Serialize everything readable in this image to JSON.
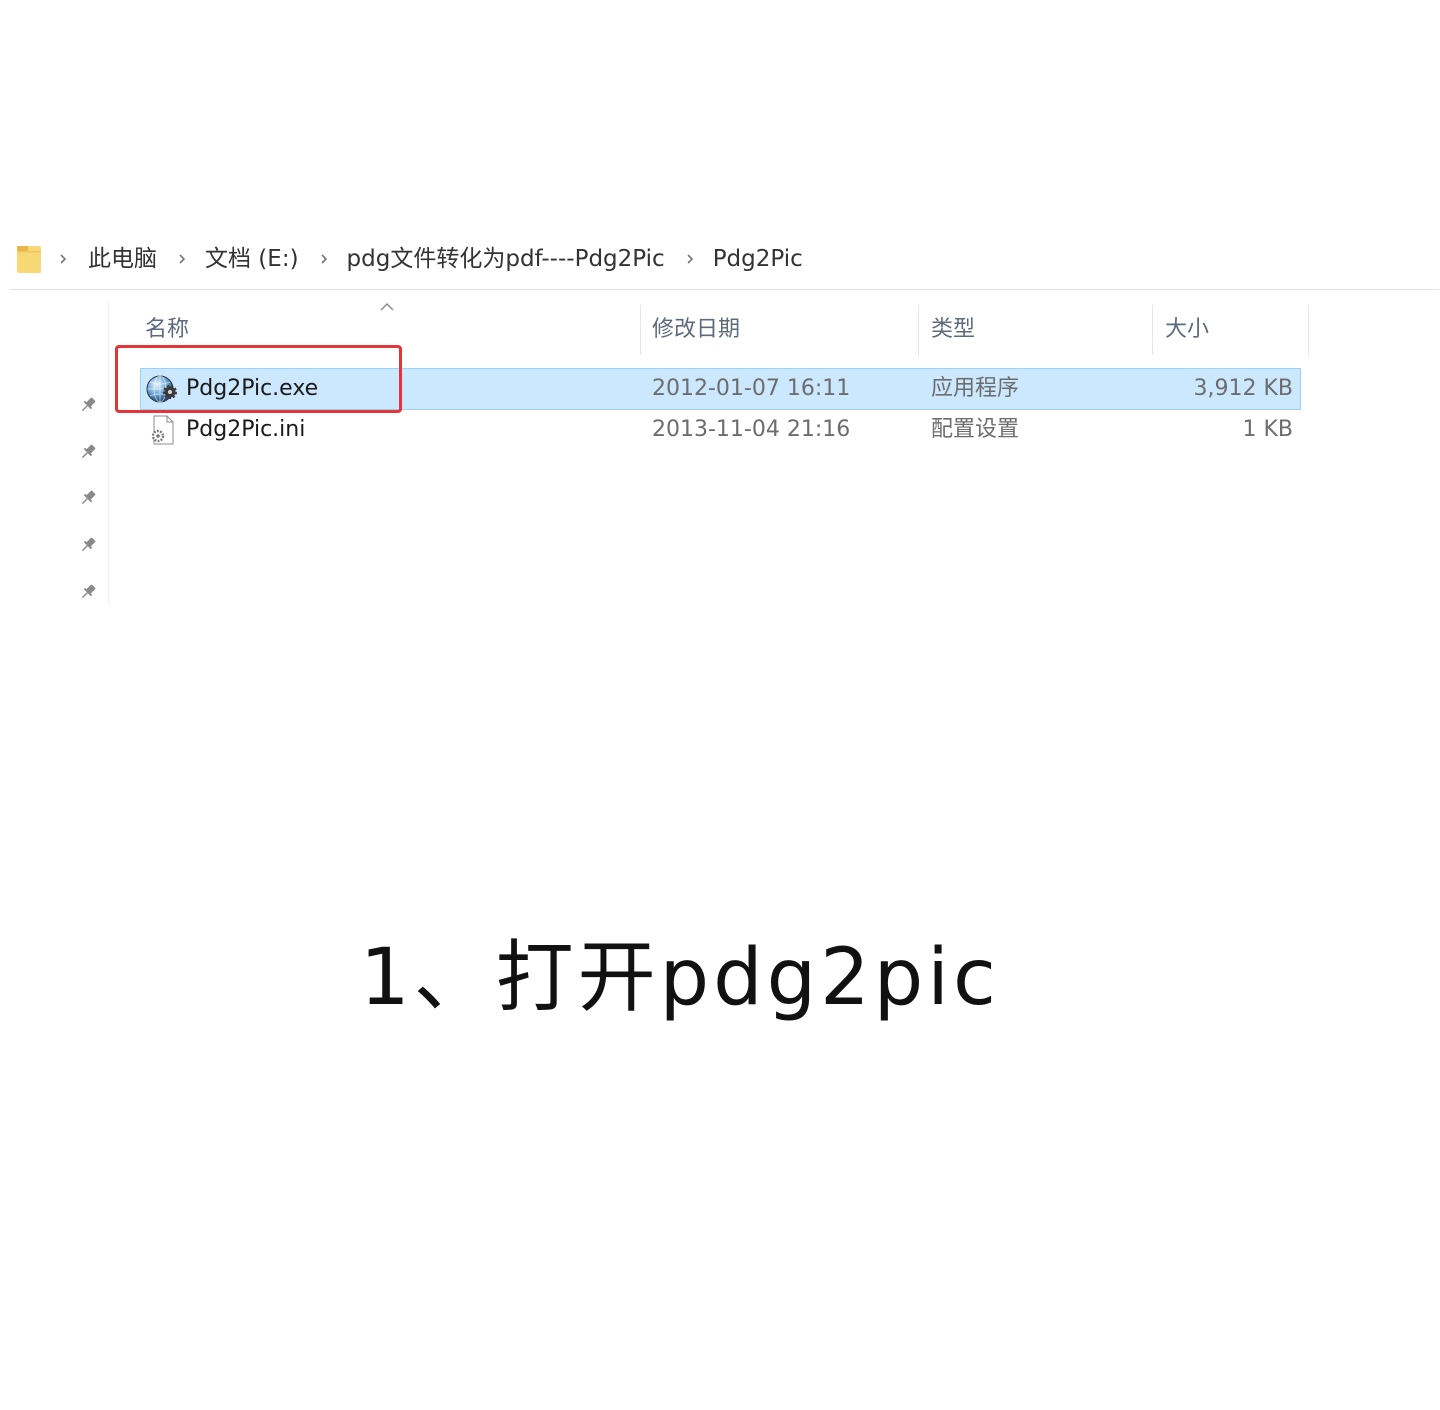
{
  "breadcrumb": {
    "folder_icon": "folder-icon",
    "separator_icon": "chevron-right-icon",
    "items": [
      {
        "label": "此电脑"
      },
      {
        "label": "文档 (E:)"
      },
      {
        "label": "pdg文件转化为pdf----Pdg2Pic"
      },
      {
        "label": "Pdg2Pic"
      }
    ]
  },
  "navigation_pane": {
    "pin_icon": "pin-icon"
  },
  "columns": {
    "name": "名称",
    "date_modified": "修改日期",
    "type": "类型",
    "size": "大小",
    "sort_icon": "sort-ascending-icon"
  },
  "files": [
    {
      "name": "Pdg2Pic.exe",
      "date_modified": "2012-01-07 16:11",
      "type": "应用程序",
      "size": "3,912 KB",
      "icon": "application-exe-icon",
      "selected": true
    },
    {
      "name": "Pdg2Pic.ini",
      "date_modified": "2013-11-04 21:16",
      "type": "配置设置",
      "size": "1 KB",
      "icon": "config-settings-file-icon",
      "selected": false
    }
  ],
  "annotation": {
    "caption": "1、打开pdg2pic"
  },
  "colors": {
    "selection_fill": "#cce8ff",
    "selection_border": "#99d1ff",
    "highlight_box": "#e5343a",
    "folder": "#f8d775"
  }
}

▸ **Your instructions**: Your task is to set down the records shown above exactly, minus any pictures.

▸ **Exercise output**:
Serialize everything readable in this image to JSON.
{
  "breadcrumb": {
    "folder_icon": "folder-icon",
    "separator_icon": "chevron-right-icon",
    "items": [
      {
        "label": "此电脑"
      },
      {
        "label": "文档 (E:)"
      },
      {
        "label": "pdg文件转化为pdf----Pdg2Pic"
      },
      {
        "label": "Pdg2Pic"
      }
    ]
  },
  "navigation_pane": {
    "pin_icon": "pin-icon"
  },
  "columns": {
    "name": "名称",
    "date_modified": "修改日期",
    "type": "类型",
    "size": "大小",
    "sort_icon": "sort-ascending-icon"
  },
  "files": [
    {
      "name": "Pdg2Pic.exe",
      "date_modified": "2012-01-07 16:11",
      "type": "应用程序",
      "size": "3,912 KB",
      "icon": "application-exe-icon",
      "selected": true
    },
    {
      "name": "Pdg2Pic.ini",
      "date_modified": "2013-11-04 21:16",
      "type": "配置设置",
      "size": "1 KB",
      "icon": "config-settings-file-icon",
      "selected": false
    }
  ],
  "annotation": {
    "caption": "1、打开pdg2pic"
  },
  "colors": {
    "selection_fill": "#cce8ff",
    "selection_border": "#99d1ff",
    "highlight_box": "#e5343a",
    "folder": "#f8d775"
  }
}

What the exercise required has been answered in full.